→ **Goal of the exercise**
All of the entries below are to be repeated word for word.

→ **Data for review**
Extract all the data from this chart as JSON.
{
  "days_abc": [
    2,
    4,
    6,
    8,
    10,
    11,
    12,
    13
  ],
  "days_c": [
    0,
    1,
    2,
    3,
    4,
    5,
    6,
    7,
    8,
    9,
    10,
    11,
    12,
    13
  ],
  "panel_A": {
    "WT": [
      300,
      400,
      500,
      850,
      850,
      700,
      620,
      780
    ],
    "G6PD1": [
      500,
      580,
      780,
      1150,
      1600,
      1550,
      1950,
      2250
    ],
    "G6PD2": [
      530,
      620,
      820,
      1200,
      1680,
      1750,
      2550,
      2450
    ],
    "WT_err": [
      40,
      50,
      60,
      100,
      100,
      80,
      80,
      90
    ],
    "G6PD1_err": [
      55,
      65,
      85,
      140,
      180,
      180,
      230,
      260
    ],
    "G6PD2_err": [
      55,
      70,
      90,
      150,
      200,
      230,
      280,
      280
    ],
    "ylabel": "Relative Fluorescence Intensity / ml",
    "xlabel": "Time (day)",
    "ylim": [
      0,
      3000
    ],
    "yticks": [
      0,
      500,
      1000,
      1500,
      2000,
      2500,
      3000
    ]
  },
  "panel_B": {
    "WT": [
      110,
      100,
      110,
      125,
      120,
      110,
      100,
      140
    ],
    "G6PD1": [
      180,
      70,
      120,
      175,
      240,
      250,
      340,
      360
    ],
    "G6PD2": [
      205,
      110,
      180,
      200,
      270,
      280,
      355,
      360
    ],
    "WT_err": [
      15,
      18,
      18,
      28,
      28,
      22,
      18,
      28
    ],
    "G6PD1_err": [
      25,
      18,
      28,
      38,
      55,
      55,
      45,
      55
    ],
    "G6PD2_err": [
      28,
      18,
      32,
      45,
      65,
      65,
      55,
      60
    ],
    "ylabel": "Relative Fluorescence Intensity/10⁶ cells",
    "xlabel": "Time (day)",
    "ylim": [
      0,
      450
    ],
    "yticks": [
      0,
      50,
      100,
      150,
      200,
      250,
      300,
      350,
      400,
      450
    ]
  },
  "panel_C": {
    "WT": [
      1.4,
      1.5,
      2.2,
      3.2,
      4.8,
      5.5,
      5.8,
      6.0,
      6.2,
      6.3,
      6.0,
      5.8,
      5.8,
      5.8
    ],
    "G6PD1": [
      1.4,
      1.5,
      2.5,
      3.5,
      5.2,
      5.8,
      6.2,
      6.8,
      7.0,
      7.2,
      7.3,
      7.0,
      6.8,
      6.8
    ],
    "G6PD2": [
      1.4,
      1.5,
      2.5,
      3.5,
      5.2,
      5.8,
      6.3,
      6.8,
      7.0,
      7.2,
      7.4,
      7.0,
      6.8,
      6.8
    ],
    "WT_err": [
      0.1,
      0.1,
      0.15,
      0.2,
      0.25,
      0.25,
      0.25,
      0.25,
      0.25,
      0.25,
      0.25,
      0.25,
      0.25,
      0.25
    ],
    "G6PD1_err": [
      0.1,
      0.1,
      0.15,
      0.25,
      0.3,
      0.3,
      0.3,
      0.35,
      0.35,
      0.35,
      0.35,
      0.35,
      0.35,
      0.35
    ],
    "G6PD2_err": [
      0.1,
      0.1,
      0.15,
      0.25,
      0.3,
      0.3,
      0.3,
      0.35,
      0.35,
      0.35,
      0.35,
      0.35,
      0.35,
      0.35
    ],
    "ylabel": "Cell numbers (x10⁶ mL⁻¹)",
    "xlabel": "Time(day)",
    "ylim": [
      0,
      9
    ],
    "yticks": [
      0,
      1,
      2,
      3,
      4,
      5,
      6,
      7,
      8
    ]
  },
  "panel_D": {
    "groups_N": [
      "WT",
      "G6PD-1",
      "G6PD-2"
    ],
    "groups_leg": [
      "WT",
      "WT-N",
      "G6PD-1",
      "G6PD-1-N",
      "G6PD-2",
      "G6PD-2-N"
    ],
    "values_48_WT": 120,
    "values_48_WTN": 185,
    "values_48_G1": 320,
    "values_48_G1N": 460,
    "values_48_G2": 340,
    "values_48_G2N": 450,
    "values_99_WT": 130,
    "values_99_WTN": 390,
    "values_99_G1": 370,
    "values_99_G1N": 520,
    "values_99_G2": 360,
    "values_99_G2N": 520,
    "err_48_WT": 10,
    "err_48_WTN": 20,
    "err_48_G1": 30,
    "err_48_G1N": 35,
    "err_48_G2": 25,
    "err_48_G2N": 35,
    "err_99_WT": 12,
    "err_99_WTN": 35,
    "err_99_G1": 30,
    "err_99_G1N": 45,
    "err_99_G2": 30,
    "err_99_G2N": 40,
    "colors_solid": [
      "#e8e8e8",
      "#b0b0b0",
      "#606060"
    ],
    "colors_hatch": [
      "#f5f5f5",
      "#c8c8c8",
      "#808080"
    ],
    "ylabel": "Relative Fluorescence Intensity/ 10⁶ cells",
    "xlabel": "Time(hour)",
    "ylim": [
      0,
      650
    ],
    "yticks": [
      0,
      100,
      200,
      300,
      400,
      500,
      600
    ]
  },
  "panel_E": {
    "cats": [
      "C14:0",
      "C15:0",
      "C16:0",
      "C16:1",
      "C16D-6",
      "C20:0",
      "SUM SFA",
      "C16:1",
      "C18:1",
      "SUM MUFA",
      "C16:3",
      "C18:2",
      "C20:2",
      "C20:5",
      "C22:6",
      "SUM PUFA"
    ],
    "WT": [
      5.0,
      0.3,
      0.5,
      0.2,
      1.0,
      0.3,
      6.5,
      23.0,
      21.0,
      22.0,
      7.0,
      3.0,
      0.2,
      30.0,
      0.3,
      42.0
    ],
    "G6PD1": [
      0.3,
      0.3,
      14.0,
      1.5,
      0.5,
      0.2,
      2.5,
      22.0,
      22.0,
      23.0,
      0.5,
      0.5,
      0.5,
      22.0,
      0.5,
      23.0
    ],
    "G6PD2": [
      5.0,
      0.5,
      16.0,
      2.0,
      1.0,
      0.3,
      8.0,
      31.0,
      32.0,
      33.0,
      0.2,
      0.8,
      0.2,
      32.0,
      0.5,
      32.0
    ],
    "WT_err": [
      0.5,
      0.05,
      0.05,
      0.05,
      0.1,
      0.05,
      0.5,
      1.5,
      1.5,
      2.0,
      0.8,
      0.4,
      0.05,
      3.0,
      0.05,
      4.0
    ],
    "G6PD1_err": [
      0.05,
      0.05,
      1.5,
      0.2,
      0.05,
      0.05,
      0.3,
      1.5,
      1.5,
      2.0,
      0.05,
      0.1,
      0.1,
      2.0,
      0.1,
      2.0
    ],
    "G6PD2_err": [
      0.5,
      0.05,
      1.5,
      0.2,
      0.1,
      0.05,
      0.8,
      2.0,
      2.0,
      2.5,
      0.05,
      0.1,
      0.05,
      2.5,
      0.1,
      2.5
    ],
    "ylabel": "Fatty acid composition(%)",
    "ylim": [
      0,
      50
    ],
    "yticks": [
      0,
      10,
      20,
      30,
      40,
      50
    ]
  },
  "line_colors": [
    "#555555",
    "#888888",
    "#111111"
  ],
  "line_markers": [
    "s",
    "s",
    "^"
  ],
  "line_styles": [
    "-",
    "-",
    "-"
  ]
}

→ **Response box**
Extract all the data from this chart as JSON.
{
  "days_abc": [
    2,
    4,
    6,
    8,
    10,
    11,
    12,
    13
  ],
  "days_c": [
    0,
    1,
    2,
    3,
    4,
    5,
    6,
    7,
    8,
    9,
    10,
    11,
    12,
    13
  ],
  "panel_A": {
    "WT": [
      300,
      400,
      500,
      850,
      850,
      700,
      620,
      780
    ],
    "G6PD1": [
      500,
      580,
      780,
      1150,
      1600,
      1550,
      1950,
      2250
    ],
    "G6PD2": [
      530,
      620,
      820,
      1200,
      1680,
      1750,
      2550,
      2450
    ],
    "WT_err": [
      40,
      50,
      60,
      100,
      100,
      80,
      80,
      90
    ],
    "G6PD1_err": [
      55,
      65,
      85,
      140,
      180,
      180,
      230,
      260
    ],
    "G6PD2_err": [
      55,
      70,
      90,
      150,
      200,
      230,
      280,
      280
    ],
    "ylabel": "Relative Fluorescence Intensity / ml",
    "xlabel": "Time (day)",
    "ylim": [
      0,
      3000
    ],
    "yticks": [
      0,
      500,
      1000,
      1500,
      2000,
      2500,
      3000
    ]
  },
  "panel_B": {
    "WT": [
      110,
      100,
      110,
      125,
      120,
      110,
      100,
      140
    ],
    "G6PD1": [
      180,
      70,
      120,
      175,
      240,
      250,
      340,
      360
    ],
    "G6PD2": [
      205,
      110,
      180,
      200,
      270,
      280,
      355,
      360
    ],
    "WT_err": [
      15,
      18,
      18,
      28,
      28,
      22,
      18,
      28
    ],
    "G6PD1_err": [
      25,
      18,
      28,
      38,
      55,
      55,
      45,
      55
    ],
    "G6PD2_err": [
      28,
      18,
      32,
      45,
      65,
      65,
      55,
      60
    ],
    "ylabel": "Relative Fluorescence Intensity/10⁶ cells",
    "xlabel": "Time (day)",
    "ylim": [
      0,
      450
    ],
    "yticks": [
      0,
      50,
      100,
      150,
      200,
      250,
      300,
      350,
      400,
      450
    ]
  },
  "panel_C": {
    "WT": [
      1.4,
      1.5,
      2.2,
      3.2,
      4.8,
      5.5,
      5.8,
      6.0,
      6.2,
      6.3,
      6.0,
      5.8,
      5.8,
      5.8
    ],
    "G6PD1": [
      1.4,
      1.5,
      2.5,
      3.5,
      5.2,
      5.8,
      6.2,
      6.8,
      7.0,
      7.2,
      7.3,
      7.0,
      6.8,
      6.8
    ],
    "G6PD2": [
      1.4,
      1.5,
      2.5,
      3.5,
      5.2,
      5.8,
      6.3,
      6.8,
      7.0,
      7.2,
      7.4,
      7.0,
      6.8,
      6.8
    ],
    "WT_err": [
      0.1,
      0.1,
      0.15,
      0.2,
      0.25,
      0.25,
      0.25,
      0.25,
      0.25,
      0.25,
      0.25,
      0.25,
      0.25,
      0.25
    ],
    "G6PD1_err": [
      0.1,
      0.1,
      0.15,
      0.25,
      0.3,
      0.3,
      0.3,
      0.35,
      0.35,
      0.35,
      0.35,
      0.35,
      0.35,
      0.35
    ],
    "G6PD2_err": [
      0.1,
      0.1,
      0.15,
      0.25,
      0.3,
      0.3,
      0.3,
      0.35,
      0.35,
      0.35,
      0.35,
      0.35,
      0.35,
      0.35
    ],
    "ylabel": "Cell numbers (x10⁶ mL⁻¹)",
    "xlabel": "Time(day)",
    "ylim": [
      0,
      9
    ],
    "yticks": [
      0,
      1,
      2,
      3,
      4,
      5,
      6,
      7,
      8
    ]
  },
  "panel_D": {
    "groups_N": [
      "WT",
      "G6PD-1",
      "G6PD-2"
    ],
    "groups_leg": [
      "WT",
      "WT-N",
      "G6PD-1",
      "G6PD-1-N",
      "G6PD-2",
      "G6PD-2-N"
    ],
    "values_48_WT": 120,
    "values_48_WTN": 185,
    "values_48_G1": 320,
    "values_48_G1N": 460,
    "values_48_G2": 340,
    "values_48_G2N": 450,
    "values_99_WT": 130,
    "values_99_WTN": 390,
    "values_99_G1": 370,
    "values_99_G1N": 520,
    "values_99_G2": 360,
    "values_99_G2N": 520,
    "err_48_WT": 10,
    "err_48_WTN": 20,
    "err_48_G1": 30,
    "err_48_G1N": 35,
    "err_48_G2": 25,
    "err_48_G2N": 35,
    "err_99_WT": 12,
    "err_99_WTN": 35,
    "err_99_G1": 30,
    "err_99_G1N": 45,
    "err_99_G2": 30,
    "err_99_G2N": 40,
    "colors_solid": [
      "#e8e8e8",
      "#b0b0b0",
      "#606060"
    ],
    "colors_hatch": [
      "#f5f5f5",
      "#c8c8c8",
      "#808080"
    ],
    "ylabel": "Relative Fluorescence Intensity/ 10⁶ cells",
    "xlabel": "Time(hour)",
    "ylim": [
      0,
      650
    ],
    "yticks": [
      0,
      100,
      200,
      300,
      400,
      500,
      600
    ]
  },
  "panel_E": {
    "cats": [
      "C14:0",
      "C15:0",
      "C16:0",
      "C16:1",
      "C16D-6",
      "C20:0",
      "SUM SFA",
      "C16:1",
      "C18:1",
      "SUM MUFA",
      "C16:3",
      "C18:2",
      "C20:2",
      "C20:5",
      "C22:6",
      "SUM PUFA"
    ],
    "WT": [
      5.0,
      0.3,
      0.5,
      0.2,
      1.0,
      0.3,
      6.5,
      23.0,
      21.0,
      22.0,
      7.0,
      3.0,
      0.2,
      30.0,
      0.3,
      42.0
    ],
    "G6PD1": [
      0.3,
      0.3,
      14.0,
      1.5,
      0.5,
      0.2,
      2.5,
      22.0,
      22.0,
      23.0,
      0.5,
      0.5,
      0.5,
      22.0,
      0.5,
      23.0
    ],
    "G6PD2": [
      5.0,
      0.5,
      16.0,
      2.0,
      1.0,
      0.3,
      8.0,
      31.0,
      32.0,
      33.0,
      0.2,
      0.8,
      0.2,
      32.0,
      0.5,
      32.0
    ],
    "WT_err": [
      0.5,
      0.05,
      0.05,
      0.05,
      0.1,
      0.05,
      0.5,
      1.5,
      1.5,
      2.0,
      0.8,
      0.4,
      0.05,
      3.0,
      0.05,
      4.0
    ],
    "G6PD1_err": [
      0.05,
      0.05,
      1.5,
      0.2,
      0.05,
      0.05,
      0.3,
      1.5,
      1.5,
      2.0,
      0.05,
      0.1,
      0.1,
      2.0,
      0.1,
      2.0
    ],
    "G6PD2_err": [
      0.5,
      0.05,
      1.5,
      0.2,
      0.1,
      0.05,
      0.8,
      2.0,
      2.0,
      2.5,
      0.05,
      0.1,
      0.05,
      2.5,
      0.1,
      2.5
    ],
    "ylabel": "Fatty acid composition(%)",
    "ylim": [
      0,
      50
    ],
    "yticks": [
      0,
      10,
      20,
      30,
      40,
      50
    ]
  },
  "line_colors": [
    "#555555",
    "#888888",
    "#111111"
  ],
  "line_markers": [
    "s",
    "s",
    "^"
  ],
  "line_styles": [
    "-",
    "-",
    "-"
  ]
}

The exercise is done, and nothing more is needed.